### [Dataset excerpt]
start

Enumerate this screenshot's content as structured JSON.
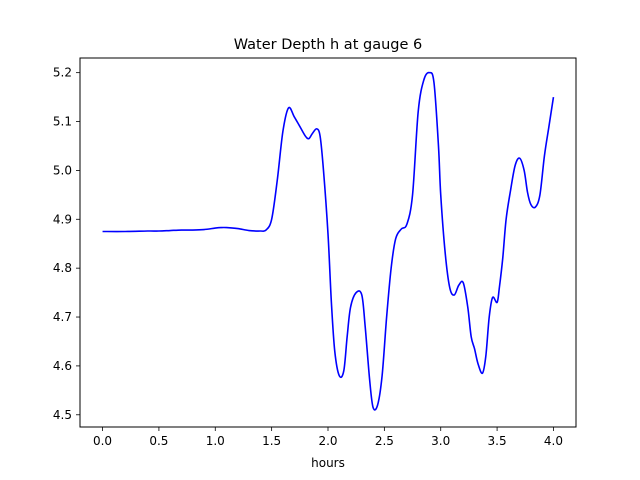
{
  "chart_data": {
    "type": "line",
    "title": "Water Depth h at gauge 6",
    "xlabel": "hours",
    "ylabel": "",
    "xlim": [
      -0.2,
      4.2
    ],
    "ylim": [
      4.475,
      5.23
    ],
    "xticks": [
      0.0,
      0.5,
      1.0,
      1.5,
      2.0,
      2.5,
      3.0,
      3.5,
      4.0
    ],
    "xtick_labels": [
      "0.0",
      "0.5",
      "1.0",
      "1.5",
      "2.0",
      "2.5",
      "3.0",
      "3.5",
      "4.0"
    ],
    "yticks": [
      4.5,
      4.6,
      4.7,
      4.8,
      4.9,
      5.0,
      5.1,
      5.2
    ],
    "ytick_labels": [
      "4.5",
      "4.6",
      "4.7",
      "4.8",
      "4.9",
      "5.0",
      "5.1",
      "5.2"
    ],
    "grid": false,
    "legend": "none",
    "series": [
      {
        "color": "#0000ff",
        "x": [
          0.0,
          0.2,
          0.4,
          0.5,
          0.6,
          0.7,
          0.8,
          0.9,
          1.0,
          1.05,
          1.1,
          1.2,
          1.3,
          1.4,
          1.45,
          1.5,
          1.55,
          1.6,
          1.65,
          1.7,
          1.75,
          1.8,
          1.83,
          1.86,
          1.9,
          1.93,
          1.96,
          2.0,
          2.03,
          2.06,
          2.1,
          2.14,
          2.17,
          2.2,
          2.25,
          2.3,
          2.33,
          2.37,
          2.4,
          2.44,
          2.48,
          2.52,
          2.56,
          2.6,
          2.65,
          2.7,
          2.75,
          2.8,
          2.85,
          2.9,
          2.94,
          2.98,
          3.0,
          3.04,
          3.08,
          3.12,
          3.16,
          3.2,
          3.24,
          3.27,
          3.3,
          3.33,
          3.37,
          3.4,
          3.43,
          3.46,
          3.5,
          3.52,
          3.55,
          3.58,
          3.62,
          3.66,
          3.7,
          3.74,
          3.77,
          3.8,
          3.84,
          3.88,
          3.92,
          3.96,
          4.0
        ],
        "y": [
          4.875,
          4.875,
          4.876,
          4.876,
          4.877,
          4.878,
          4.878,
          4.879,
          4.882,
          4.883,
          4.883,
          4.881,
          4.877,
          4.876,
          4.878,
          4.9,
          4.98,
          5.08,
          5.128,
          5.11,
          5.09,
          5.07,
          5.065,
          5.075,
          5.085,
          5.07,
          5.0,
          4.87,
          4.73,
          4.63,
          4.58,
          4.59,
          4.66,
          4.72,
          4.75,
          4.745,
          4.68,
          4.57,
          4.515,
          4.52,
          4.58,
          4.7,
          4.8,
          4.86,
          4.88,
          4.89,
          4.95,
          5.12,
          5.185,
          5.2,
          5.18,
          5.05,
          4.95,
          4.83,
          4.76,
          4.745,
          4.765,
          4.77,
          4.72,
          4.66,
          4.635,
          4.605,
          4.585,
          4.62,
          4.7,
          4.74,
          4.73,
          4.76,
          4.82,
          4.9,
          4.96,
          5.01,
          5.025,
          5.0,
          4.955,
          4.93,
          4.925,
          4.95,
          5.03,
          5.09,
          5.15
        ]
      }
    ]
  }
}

end
start

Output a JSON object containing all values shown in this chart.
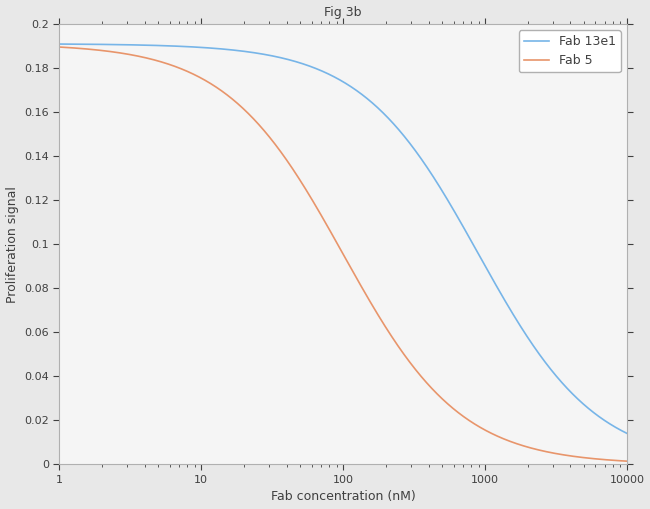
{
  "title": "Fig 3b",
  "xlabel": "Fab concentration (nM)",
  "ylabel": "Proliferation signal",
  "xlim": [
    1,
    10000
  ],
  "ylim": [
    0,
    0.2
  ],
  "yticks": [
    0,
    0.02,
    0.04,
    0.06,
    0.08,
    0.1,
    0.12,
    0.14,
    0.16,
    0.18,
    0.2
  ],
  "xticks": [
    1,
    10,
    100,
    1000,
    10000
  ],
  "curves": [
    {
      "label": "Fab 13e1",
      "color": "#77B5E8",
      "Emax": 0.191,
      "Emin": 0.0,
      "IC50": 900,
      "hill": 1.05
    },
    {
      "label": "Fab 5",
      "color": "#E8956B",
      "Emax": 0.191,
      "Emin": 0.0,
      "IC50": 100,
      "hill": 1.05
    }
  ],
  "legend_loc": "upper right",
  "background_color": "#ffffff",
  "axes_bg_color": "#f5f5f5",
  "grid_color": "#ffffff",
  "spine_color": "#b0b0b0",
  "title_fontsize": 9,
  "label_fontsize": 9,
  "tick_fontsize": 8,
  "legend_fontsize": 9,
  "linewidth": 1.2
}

end

All lines that include "ylabel" are to be gathered and copied.

    "ylabel": "",
  "ylabel": "Proliferation signal",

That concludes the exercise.